**Written problem**:
Filter the entries, keeping every line with the word "Melbourne".

**Data records**:
####################

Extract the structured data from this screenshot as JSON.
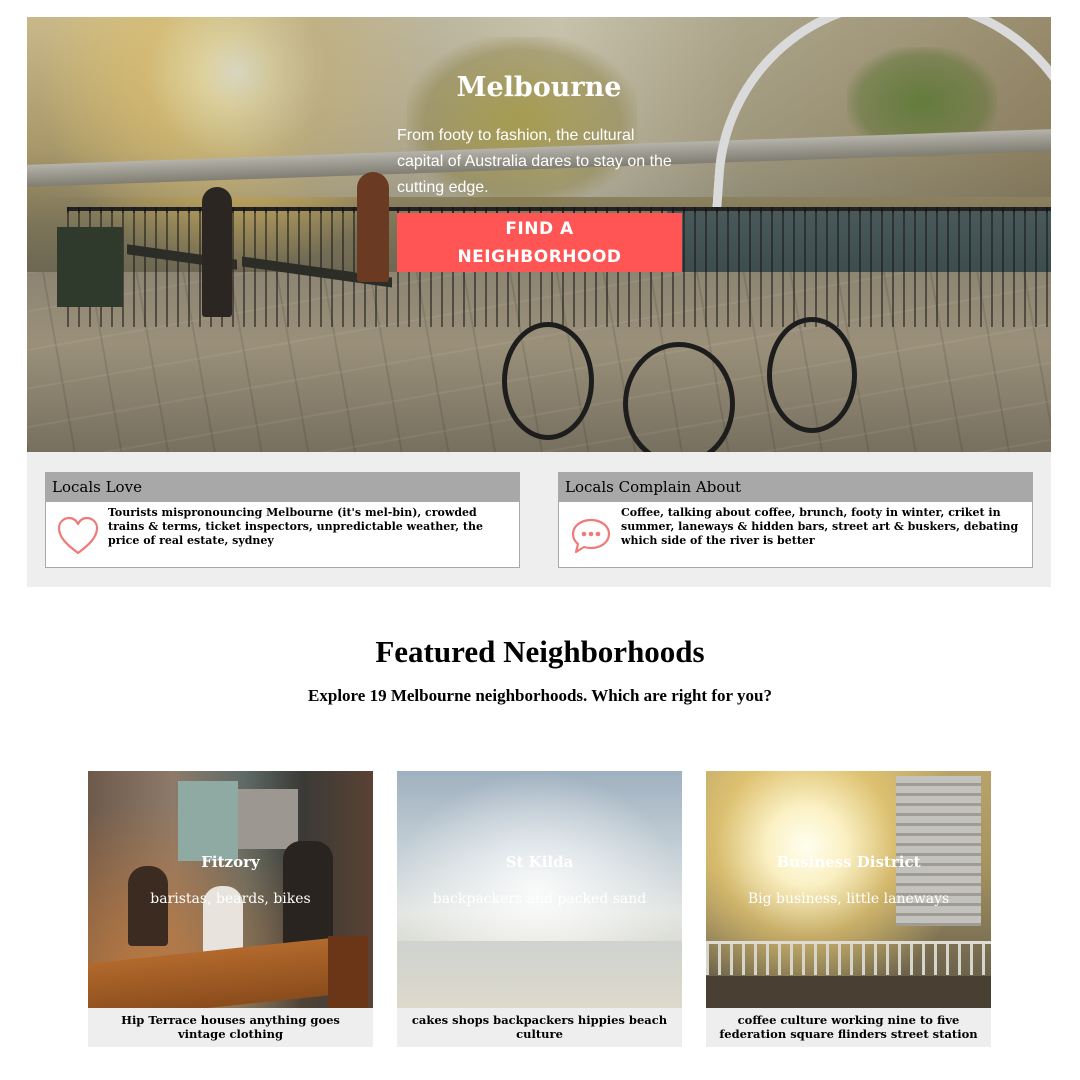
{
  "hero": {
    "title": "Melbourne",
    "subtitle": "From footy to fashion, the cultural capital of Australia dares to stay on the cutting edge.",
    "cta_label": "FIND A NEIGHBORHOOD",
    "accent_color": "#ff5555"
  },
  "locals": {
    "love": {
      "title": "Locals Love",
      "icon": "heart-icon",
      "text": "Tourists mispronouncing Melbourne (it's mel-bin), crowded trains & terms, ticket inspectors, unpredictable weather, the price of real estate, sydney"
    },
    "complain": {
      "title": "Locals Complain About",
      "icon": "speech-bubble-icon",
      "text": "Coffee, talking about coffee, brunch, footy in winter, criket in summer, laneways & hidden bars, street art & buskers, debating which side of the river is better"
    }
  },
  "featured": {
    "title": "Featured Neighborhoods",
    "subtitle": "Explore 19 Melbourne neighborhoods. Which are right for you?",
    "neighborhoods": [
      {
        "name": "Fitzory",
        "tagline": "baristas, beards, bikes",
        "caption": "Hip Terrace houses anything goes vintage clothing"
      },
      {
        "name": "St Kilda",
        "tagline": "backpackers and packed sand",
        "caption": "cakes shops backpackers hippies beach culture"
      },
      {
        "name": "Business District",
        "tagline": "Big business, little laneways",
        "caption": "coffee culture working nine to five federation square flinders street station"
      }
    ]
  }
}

####################

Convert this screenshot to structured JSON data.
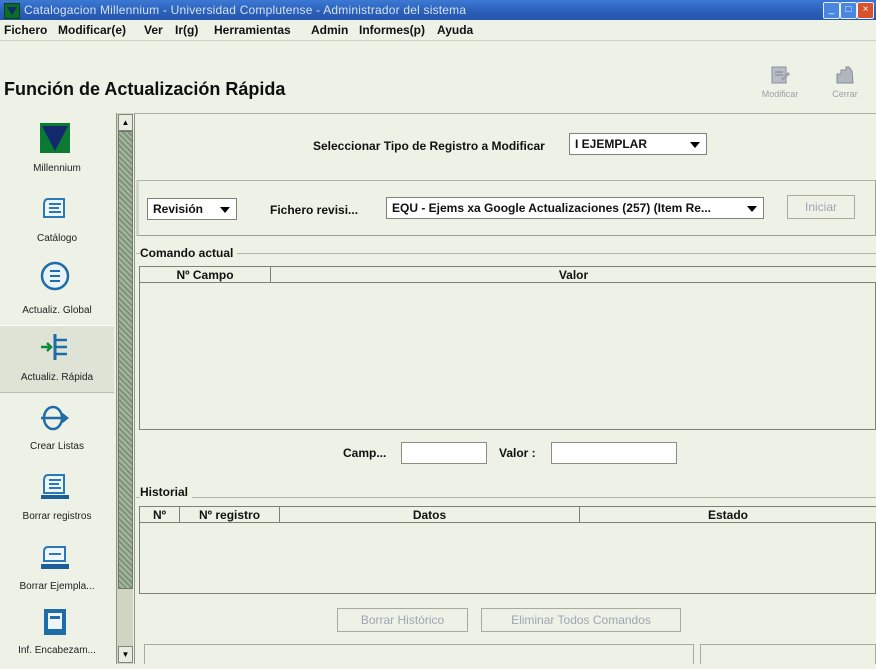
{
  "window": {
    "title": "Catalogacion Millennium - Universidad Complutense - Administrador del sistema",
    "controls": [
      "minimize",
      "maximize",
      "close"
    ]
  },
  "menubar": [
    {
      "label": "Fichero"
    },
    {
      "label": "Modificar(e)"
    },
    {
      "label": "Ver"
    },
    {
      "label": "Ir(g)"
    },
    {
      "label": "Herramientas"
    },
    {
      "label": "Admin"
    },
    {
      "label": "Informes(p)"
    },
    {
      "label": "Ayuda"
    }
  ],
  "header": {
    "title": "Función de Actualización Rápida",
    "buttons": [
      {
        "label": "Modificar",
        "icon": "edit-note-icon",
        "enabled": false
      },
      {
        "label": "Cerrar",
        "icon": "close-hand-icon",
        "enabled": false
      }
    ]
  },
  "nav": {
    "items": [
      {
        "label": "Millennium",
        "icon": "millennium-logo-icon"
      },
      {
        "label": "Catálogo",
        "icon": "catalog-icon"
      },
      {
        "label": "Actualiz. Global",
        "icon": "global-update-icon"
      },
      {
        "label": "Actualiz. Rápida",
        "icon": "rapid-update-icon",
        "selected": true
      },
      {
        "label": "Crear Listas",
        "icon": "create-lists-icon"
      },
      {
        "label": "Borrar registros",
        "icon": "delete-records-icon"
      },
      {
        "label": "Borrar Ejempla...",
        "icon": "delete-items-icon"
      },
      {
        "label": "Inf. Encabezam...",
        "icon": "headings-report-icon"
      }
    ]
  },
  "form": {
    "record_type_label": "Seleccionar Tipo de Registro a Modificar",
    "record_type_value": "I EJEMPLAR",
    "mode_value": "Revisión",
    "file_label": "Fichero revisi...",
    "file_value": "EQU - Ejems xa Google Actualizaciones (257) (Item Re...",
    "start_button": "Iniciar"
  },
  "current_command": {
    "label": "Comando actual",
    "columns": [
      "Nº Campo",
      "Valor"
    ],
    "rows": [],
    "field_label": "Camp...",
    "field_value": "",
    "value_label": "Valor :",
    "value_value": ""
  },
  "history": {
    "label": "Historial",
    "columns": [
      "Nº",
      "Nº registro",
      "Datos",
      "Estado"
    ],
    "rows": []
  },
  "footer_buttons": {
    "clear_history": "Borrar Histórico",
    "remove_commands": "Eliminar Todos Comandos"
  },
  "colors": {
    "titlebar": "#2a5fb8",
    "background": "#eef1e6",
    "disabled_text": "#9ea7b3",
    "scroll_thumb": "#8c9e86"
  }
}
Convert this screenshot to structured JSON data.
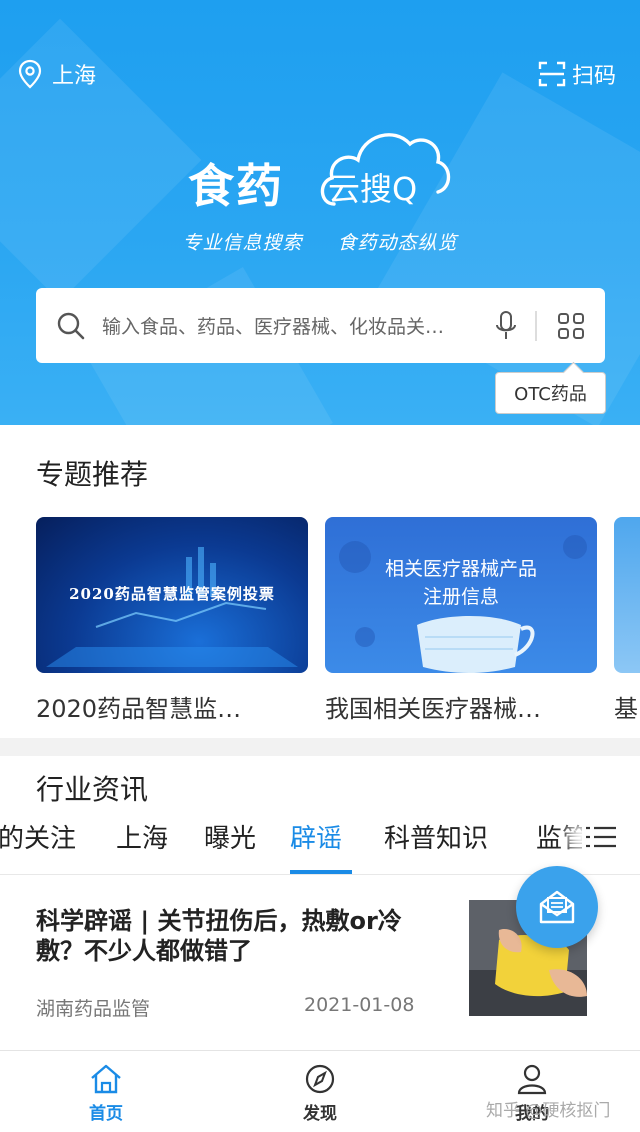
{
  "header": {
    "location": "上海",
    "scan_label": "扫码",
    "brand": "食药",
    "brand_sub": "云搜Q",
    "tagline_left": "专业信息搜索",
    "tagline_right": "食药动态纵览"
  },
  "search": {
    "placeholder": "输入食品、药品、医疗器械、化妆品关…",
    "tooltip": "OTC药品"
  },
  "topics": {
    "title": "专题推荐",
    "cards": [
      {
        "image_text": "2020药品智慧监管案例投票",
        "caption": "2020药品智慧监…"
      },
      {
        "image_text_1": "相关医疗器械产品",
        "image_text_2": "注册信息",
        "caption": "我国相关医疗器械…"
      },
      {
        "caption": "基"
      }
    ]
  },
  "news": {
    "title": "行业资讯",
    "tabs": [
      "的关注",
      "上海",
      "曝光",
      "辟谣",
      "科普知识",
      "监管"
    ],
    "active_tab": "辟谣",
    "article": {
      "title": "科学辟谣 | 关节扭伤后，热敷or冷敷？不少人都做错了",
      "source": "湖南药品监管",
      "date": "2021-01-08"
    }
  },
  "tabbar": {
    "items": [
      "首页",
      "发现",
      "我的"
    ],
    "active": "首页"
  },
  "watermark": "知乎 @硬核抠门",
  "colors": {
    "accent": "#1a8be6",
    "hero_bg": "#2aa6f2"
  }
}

####################

**Task solution**:
    "title": "Melbourne",
      "text": "Tourists mispronouncing Melbourne (it's mel-bin), crowded trains & terms, ticket inspectors, unpredictable weather, the price of real estate, sydney"
    "subtitle": "Explore 19 Melbourne neighborhoods. Which are right for you?",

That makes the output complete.